Binnen enkele dagen staakten de smid, de postbode en de wasvrouw, spontaan of na overreding, alle activiteiten voor Boycott. Een jonge neef van Boycott bood vervolgens aan als vrijwillige postbode te dienen. Hij werd echter onderschept tussen Ballinrobe en Lough Mask House en hem werd te verstaan gegeven dat hij in gevaar zou kunnen komen als hij door bleef gaan. Spoedig staakten ook andere winkeliers in Ballinrobe hun leveranties, zodat Boycott gedwongen was voedsel en andere voorraden per boot uit Cong te halen.[12]

Volgens James Redpath werd het werkwoord "boycott" vervolgens bedacht door pater O'Malley tijdens een gesprek dat zij hadden. Het volgende stukje is Redpaths weergave van het gesprek:[18]

:I said, "I'm bothered about a word."

"What is it?" asked Father John.
"Well," I said, "When the people ostracise a land-grabber we call it social excommunication, but we ought to have a entirely different word to signify ostracism applied to a landlord or land-agent like Boycott. Ostracism won't do – the peasantry would not know the meaning of the word – and I can't think of any other."
"No," said Father John, "ostracism wouldn't do"
He looked down, tapped his big forehead, and said: "How would it do to call it to Boycott him?"

Boycott in de publiciteit

[bewerken | brontekst bewerken]

Tot oktober 1880 was de situatie van Boycott maar weinig bekend buiten County Mayo. Op 14 oktober 1880 schreef Boycott een brief naar The Times over zijn situatie:[19]

THE STATE OF IRELAND

Sir, The following detail may be interesting to your readers as exemplifying the power of the Land League. On the 22nd September a process-server, escorted by a police force of seventeen men, retreated to my house for protection, followed by a howling mob of people, who yelled and hooted at the members of my family. On the ensuing day, September 23rd, the people collected in crowds upon my farm, and some hundred or so came up to my house and ordered off, under threats of ulterior consequences, all my farm labourers, workmen, and stablemen, commanding them never to work for me again. My herd has been frightened by them into giving up his employment, though he has refused to give up the house he held from me as part of his emolument. Another herd on an off farm has also been compelled to resign his situation. My blacksmith has received a letter threatening him with murder if he does any more work for me, and my laundress has also been ordered to give up my washing. A little boy, twelve years of age, who carried my post-bag to and from the neighbouring town of Ballinrobe, was struck and threatened on 27th September, and ordered to desist from his work; since which time I have sent my little nephew for my letters and even he, on 2nd October, was stopped on the road and threatened if he continued to act as my messenger. The shopkeepers have been warned to stop all supplies to my house, and I have just received a message from the post mistress to say that the telegraph messenger was stopped and threatened on the road when bringing out a message to me and that she does not think it safe to send any telegrams which may come for me in the future for fear they should be abstracted and the messenger injured. My farm is public property; the people wander over it with impunity. My crops are trampled upon, carried away in quantities, and destroyed wholesale. The locks on my gates are smashed, the gates thrown open, the walls thrown down, and the stock driven out on the roads. I can get no workmen to do anything, and my ruin is openly avowed as the object of the Land League unless I throw up everything and leave the country. I say nothing about the danger to my own life, which is apparent to anybody who knows the country.

Rijen |
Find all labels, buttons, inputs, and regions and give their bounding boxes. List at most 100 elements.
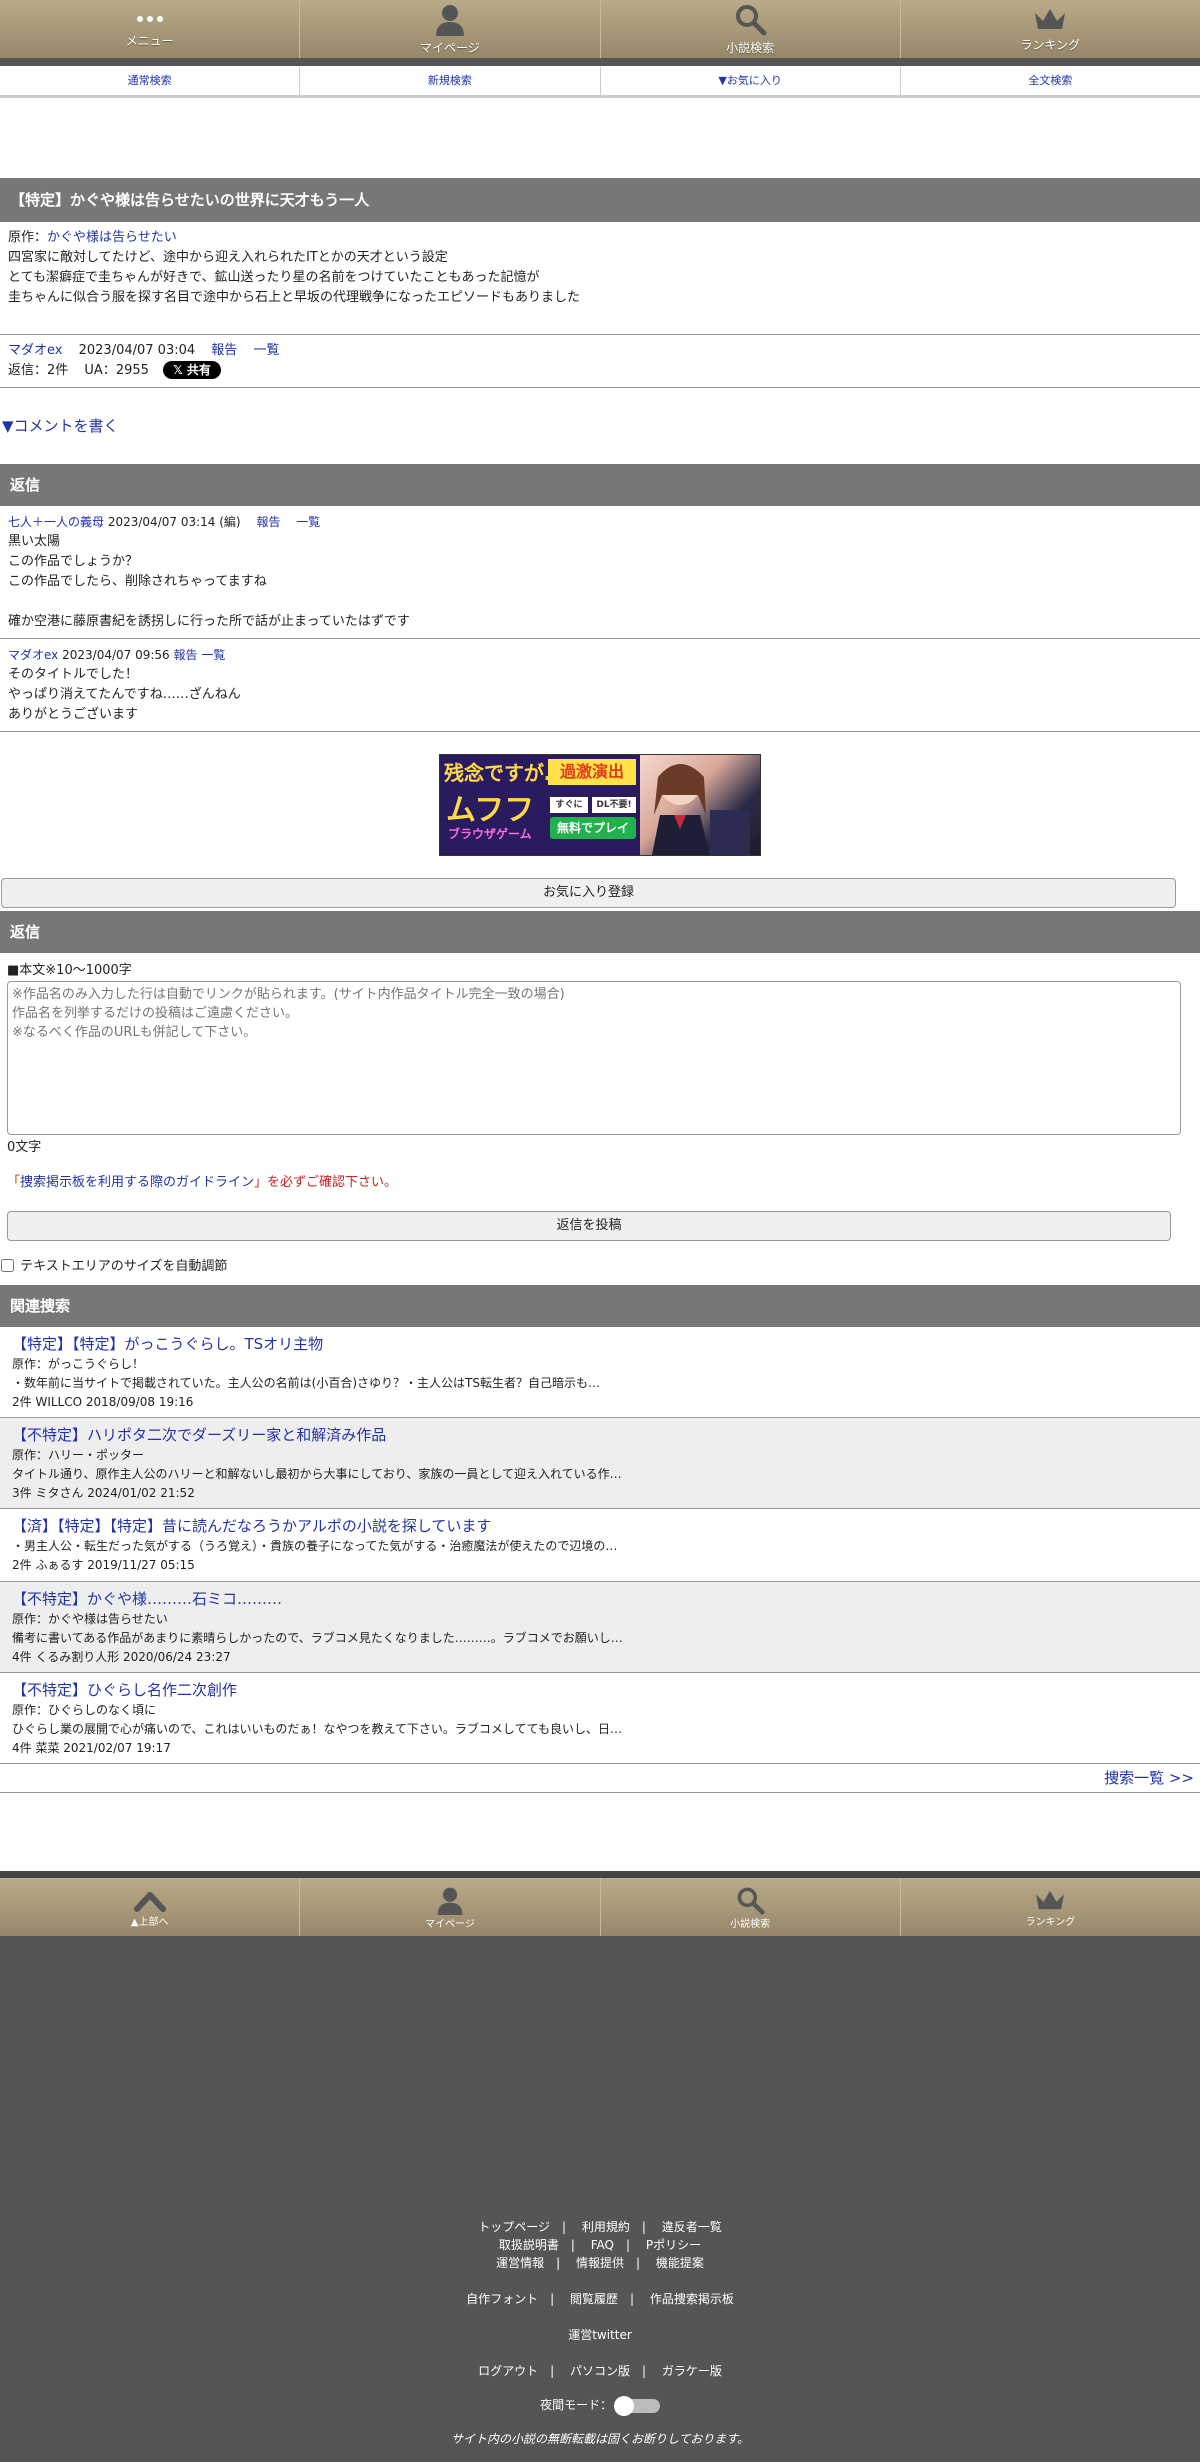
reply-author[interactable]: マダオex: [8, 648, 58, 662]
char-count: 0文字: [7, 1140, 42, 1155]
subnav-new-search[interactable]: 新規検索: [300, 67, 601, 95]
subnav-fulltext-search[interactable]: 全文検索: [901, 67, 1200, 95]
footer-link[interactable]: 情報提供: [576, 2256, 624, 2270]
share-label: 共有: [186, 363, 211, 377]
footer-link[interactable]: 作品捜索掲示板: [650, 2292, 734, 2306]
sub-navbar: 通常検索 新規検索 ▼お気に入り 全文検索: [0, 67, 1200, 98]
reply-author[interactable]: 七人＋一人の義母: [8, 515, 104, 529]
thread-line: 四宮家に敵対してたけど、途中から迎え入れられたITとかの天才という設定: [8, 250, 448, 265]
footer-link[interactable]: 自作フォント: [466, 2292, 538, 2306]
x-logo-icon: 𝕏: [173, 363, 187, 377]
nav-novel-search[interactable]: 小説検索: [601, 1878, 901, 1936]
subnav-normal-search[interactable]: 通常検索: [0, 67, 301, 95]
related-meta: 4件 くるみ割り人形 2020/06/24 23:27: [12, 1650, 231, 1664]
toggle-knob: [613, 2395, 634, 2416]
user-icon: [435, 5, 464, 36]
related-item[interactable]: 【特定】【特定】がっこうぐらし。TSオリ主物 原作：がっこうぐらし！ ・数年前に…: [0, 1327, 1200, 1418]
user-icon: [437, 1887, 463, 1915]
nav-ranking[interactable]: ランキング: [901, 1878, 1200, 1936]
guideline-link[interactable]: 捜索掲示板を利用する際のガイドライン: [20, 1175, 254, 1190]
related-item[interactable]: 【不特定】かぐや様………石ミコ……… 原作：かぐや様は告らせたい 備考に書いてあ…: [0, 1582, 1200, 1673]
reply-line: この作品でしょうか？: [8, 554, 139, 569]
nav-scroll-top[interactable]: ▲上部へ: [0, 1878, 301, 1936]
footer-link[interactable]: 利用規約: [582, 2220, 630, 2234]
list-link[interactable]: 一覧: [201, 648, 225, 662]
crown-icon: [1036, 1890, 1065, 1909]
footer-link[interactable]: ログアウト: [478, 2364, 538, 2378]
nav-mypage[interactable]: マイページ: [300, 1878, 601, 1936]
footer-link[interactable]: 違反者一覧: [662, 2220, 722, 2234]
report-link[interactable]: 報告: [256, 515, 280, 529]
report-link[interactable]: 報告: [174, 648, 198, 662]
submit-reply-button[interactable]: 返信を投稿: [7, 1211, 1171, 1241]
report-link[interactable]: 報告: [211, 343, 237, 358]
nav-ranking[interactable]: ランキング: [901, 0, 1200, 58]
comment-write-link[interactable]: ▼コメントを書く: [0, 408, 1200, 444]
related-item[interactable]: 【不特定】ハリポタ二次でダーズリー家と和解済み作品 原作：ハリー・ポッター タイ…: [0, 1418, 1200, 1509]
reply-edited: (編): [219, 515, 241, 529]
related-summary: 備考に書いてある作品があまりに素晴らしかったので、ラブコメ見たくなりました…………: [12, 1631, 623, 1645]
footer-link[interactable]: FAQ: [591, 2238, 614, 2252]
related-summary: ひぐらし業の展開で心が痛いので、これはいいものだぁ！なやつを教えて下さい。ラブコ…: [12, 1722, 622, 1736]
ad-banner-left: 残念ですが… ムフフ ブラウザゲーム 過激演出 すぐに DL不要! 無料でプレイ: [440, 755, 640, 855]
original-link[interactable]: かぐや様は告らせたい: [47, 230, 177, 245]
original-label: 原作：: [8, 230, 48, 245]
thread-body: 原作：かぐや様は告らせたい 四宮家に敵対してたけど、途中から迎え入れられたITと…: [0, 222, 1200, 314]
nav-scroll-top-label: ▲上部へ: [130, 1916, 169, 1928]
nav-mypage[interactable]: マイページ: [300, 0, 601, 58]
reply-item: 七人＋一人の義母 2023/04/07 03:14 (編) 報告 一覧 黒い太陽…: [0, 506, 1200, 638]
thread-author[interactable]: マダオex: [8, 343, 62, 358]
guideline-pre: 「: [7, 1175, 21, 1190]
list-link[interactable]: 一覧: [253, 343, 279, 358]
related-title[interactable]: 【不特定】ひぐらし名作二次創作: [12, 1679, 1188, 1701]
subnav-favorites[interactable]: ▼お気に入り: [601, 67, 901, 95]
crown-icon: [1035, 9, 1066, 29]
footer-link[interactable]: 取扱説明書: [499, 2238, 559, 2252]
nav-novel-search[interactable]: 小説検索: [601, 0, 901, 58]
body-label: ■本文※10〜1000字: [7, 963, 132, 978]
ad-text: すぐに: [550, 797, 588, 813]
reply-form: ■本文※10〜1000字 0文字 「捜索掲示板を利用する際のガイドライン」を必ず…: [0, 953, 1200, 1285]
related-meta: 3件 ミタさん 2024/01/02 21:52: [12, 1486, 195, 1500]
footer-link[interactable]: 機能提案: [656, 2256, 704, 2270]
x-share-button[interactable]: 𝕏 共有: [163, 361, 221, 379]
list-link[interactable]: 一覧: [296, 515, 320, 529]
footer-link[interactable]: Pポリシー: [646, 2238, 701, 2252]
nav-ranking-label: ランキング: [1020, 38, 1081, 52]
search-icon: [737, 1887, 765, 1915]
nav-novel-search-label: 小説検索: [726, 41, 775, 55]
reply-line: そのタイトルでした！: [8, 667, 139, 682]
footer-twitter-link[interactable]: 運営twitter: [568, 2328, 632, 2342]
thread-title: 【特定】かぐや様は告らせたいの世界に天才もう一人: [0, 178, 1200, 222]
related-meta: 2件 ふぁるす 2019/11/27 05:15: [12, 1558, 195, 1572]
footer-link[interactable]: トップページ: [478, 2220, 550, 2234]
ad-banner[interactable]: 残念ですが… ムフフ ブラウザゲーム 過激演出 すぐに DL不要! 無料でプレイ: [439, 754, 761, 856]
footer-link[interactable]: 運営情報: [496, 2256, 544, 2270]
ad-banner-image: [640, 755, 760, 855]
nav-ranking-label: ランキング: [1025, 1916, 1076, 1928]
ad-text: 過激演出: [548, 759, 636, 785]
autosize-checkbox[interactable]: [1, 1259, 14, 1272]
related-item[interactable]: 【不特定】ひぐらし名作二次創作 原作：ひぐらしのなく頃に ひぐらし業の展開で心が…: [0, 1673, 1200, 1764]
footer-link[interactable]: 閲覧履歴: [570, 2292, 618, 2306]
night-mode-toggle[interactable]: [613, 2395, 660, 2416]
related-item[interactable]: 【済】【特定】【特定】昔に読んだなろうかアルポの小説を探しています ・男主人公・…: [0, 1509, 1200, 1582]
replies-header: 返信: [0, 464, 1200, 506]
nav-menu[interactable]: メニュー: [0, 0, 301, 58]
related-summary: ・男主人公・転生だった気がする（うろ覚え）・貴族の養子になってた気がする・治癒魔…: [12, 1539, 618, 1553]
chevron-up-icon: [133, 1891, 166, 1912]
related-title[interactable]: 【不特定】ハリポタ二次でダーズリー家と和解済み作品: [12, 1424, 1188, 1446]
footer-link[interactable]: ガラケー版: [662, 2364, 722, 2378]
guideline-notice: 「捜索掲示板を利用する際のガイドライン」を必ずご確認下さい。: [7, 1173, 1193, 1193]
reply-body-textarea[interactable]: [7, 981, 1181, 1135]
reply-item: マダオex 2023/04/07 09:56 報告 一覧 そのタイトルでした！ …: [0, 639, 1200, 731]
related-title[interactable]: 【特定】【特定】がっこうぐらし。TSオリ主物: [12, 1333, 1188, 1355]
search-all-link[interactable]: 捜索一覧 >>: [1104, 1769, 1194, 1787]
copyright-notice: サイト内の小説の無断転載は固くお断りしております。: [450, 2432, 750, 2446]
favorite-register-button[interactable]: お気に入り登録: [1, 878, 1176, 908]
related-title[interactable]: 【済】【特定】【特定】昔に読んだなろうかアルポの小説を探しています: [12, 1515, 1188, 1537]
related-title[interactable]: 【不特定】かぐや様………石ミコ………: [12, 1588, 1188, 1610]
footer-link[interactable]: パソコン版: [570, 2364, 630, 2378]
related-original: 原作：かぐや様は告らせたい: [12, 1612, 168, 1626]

Schriftelijke opgave | Waarvandaan moest Boycott volgens het document voedsel en andere voorraden per boot halen?

Antwoord hieronder | Uit Cong.